### TASK INSTRUCTIONS
1. In the guide on being asked to write your own recommendation letter, what percentage of respondents to the ProFellow poll said a referee had asked them to prepare a draft of their own letter?
2. Continue the guide on being asked to write your own recommendation letter from its last line.

### PAGE EXTRACT
◆ ◆ ◆
Asked to Write Your Own Letter of Recommendation? A Guide
79% of applicants get asked to draft their own recommendation letter. The ethics spectrum, Stanford's ban, response scripts, and how to draft safely.
Asked to Write Your Own Letter of Recommendation? Now What?
"Sure, I'd be happy to recommend you — just send me a draft and I'll sign it."
If a professor, PI, or manager has just said some version of this to you, the first thing to know is that you are not in a weird edge case. A poll by the fellowship-listings site ProFellow found that 79% of respondents had been asked to prepare a draft of their own recommendation letter by a referee. Academia Stack Exchange has a canonical thread that opens: "My supervisor and two other professors… asked me to write my own recommendation letter and they will sign it" — and the answers, from working academics, mostly confirm how routine the request is.
The second thing to know is that "routine" and "safe" are not the same thing. At least one major university treats a self-drafted letter as an application violation no matter who suggested it, most portals are engineered on the assumption it does not happen, and a self-drafted letter that reads self-drafted can quietly hurt you even where no rule forbids it. Nobody official talks about any of this — the practice lives in forum threads, and the policies live in fine print. This guide connects the two.
Why recommenders ask
Understanding the request helps you answer it. The usual reasons, in descending order of comfort:
- Volume. Faculty write dozens of letters per cycle, each submitted separately to every individual program portal — a student with eight programs means eight uploads. A draft collapses an hour of recall into ten minutes of editing.
- Information asymmetry. A manager two levels up genuinely may not remember which projects you led. Your draft is, in their mind, a very thorough brag sheet.
◆ ◆ ◆
### DATA EXCERPTS

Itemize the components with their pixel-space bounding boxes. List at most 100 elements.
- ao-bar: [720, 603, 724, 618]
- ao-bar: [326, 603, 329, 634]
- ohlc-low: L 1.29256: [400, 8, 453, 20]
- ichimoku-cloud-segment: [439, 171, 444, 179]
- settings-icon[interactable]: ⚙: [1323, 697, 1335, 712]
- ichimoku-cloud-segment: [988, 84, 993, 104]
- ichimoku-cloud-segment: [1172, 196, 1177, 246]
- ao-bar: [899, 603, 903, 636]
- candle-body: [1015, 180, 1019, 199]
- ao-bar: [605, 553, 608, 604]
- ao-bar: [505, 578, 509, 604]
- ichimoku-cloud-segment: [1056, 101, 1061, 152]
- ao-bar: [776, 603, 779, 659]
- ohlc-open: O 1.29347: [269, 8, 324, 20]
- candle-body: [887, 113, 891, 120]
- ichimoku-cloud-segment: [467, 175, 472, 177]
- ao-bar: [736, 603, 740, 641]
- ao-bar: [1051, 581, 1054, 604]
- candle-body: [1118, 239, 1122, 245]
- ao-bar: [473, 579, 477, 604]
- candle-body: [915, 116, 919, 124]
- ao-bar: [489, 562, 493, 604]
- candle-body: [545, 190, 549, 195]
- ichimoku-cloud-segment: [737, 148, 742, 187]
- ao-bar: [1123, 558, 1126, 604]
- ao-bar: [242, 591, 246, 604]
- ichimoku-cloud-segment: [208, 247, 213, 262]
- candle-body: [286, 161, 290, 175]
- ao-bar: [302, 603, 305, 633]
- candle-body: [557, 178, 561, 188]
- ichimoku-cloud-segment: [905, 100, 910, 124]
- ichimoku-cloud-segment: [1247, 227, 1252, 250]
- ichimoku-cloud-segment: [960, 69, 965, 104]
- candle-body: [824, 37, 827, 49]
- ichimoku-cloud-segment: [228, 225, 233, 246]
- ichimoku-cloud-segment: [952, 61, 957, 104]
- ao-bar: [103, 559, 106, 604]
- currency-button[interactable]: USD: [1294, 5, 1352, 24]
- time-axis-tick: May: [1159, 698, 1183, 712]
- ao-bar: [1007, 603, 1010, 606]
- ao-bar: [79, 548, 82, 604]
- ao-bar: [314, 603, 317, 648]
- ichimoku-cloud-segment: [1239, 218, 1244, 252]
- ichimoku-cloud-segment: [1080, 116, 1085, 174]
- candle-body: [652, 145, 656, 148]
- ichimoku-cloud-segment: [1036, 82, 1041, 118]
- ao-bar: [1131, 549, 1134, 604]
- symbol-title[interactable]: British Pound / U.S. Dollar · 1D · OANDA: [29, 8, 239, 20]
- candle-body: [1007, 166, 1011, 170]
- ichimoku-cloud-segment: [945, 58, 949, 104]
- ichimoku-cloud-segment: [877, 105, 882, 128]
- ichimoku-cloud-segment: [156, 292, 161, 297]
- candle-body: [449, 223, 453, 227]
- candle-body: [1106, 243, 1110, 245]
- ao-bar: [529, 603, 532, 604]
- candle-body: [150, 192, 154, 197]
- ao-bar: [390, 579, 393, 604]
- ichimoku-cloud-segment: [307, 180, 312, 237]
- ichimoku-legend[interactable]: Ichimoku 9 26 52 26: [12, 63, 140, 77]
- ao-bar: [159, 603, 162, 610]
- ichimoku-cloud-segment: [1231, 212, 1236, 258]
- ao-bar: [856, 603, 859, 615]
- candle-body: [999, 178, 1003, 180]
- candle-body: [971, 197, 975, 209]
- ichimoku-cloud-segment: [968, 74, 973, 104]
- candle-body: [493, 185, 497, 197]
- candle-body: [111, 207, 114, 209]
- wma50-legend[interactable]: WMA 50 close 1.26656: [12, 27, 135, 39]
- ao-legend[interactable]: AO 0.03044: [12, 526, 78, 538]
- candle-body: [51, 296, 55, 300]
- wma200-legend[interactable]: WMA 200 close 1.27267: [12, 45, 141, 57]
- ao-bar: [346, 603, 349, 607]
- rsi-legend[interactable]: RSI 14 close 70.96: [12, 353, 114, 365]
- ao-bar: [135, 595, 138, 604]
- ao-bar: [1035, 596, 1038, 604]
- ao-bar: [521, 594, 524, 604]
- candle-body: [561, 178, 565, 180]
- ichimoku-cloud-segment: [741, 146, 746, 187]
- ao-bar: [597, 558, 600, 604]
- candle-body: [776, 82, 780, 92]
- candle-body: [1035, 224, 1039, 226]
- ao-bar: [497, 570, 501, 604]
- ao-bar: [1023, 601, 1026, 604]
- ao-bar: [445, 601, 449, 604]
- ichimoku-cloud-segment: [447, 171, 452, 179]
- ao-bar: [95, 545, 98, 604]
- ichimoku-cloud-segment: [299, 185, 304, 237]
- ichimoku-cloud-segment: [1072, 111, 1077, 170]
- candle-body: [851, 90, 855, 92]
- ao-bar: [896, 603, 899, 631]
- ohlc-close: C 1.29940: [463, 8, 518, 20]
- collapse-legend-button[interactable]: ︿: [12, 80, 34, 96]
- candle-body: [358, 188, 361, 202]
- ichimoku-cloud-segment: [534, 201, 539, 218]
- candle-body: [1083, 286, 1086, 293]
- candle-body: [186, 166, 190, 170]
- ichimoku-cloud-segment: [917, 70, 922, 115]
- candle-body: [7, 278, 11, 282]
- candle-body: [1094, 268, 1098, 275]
◆ ◆ ◆
### OUTPUTS FOR THE TASKS
1. 79%

2.
- A test. Some mentors use it deliberately: show me how you see yourself, and I'll correct it. These recommenders usually rewrite heavily — which is the healthy version of this arrangement.
- Indifference. The writer plans to sign whatever arrives. This is the version that should worry you, ethically and strategically.
Is it actually allowed? Check before you type
There is no single rule — there is a patchwork, and you need to know which patch you are standing on.
Some universities ban it outright. Stanford's graduate application terms are the clearest in the country: "Drafting, writing, translating, or submitting your own reference, even if asked to do so by a recommender, is a violation of our application terms" — recommenders must be the sole authors, and the applicant is responsible for telling them so. Note the "even if asked" clause: your professor's request does not immunize you.
Most portals are engineered against it. Per-recommender upload links, institutional-email requirements, and verification callbacks all exist to keep the letter out of applicant hands. Several universities reserve the right to contact recommenders and verify authorship, and treat misrepresentation as grounds for denial or rescission — we documented the enforcement landscape school by school in our guide to what US universities really do about applicant-written LORs, which also covers the international-applicant context where this practice is most institutionalized.
Law school raises the stakes. LSAC's misconduct rules cover submitting "an altered, nonauthentic, or unauthorized letter," and U.S. News has warned law applicants directly that recommender-invited self-drafting still sits inside that risk zone. If you are applying through LSAC, read our law school letters of recommendation guide and be very conservative here.
The health-professions services write the rule into the platform. CASPA — the PA school application — states evaluations cannot be completed or submitted by the applicant or another party on the evaluator's behalf, on top of an applicant certification with real enforcement teeth; the same Liaison-platform structure runs dental and veterinary admissions. Medical school's version of this terrain is mapped in our self-drafted med school letter guide.
Fellowships have professional ethics codes — and attestations. The fellowship-advising profession explicitly discourages referee-invited self-drafting — ProFellow's own guidance walks through why, and through the alternatives below. GRFP and Fulbright references are confidential by design, and Knight-Hennessy requires applicants to affirm they did not write, draft, edit, translate, or submit their letters — the fellowship-specific rules and scripts are in our fellowship reference self-draft guide.
If any program on your list publishes Stanford-style language, the answer is simply no — and you now have the perfect script: "I'd love to, but [Program] makes me confirm that recommenders are the sole authors — I could send you detailed bullet points instead?"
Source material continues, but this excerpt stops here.